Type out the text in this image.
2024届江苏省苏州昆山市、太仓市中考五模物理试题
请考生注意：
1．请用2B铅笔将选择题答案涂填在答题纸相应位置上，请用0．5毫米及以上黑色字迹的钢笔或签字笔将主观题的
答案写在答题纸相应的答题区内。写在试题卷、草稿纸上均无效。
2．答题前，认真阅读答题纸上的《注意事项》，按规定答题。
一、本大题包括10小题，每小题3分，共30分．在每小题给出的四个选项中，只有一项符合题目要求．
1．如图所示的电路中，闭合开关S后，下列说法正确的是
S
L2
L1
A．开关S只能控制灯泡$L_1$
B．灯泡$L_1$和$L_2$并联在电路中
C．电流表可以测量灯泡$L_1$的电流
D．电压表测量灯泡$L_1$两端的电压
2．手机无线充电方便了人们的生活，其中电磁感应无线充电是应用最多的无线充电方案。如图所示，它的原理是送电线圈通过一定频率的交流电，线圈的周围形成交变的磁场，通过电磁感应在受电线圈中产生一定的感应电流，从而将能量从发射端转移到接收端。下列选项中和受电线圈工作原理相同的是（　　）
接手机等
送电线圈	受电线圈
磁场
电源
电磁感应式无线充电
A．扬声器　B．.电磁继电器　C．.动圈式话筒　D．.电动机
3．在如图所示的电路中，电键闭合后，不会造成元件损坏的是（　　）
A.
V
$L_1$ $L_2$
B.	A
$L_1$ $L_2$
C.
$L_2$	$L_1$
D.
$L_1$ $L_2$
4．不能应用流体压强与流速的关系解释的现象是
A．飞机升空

=== Task brief ===
Repeat the whole listing exactly, keeping every line intact.

=== Result below ===
Type out the text in this image.
2024届江苏省苏州昆山市、太仓市中考五模物理试题
请考生注意：
1．请用2B铅笔将选择题答案涂填在答题纸相应位置上，请用0．5毫米及以上黑色字迹的钢笔或签字笔将主观题的
答案写在答题纸相应的答题区内。写在试题卷、草稿纸上均无效。
2．答题前，认真阅读答题纸上的《注意事项》，按规定答题。
一、本大题包括10小题，每小题3分，共30分．在每小题给出的四个选项中，只有一项符合题目要求．
1．如图所示的电路中，闭合开关S后，下列说法正确的是
S
L2
L1
A．开关S只能控制灯泡$L_1$
B．灯泡$L_1$和$L_2$并联在电路中
C．电流表可以测量灯泡$L_1$的电流
D．电压表测量灯泡$L_1$两端的电压
2．手机无线充电方便了人们的生活，其中电磁感应无线充电是应用最多的无线充电方案。如图所示，它的原理是送电线圈通过一定频率的交流电，线圈的周围形成交变的磁场，通过电磁感应在受电线圈中产生一定的感应电流，从而将能量从发射端转移到接收端。下列选项中和受电线圈工作原理相同的是（　　）
接手机等
送电线圈	受电线圈
磁场
电源
电磁感应式无线充电
A．扬声器　B．.电磁继电器　C．.动圈式话筒　D．.电动机
3．在如图所示的电路中，电键闭合后，不会造成元件损坏的是（　　）
A.
V
$L_1$ $L_2$
B.	A
$L_1$ $L_2$
C.
$L_2$	$L_1$
D.
$L_1$ $L_2$
4．不能应用流体压强与流速的关系解释的现象是
A．飞机升空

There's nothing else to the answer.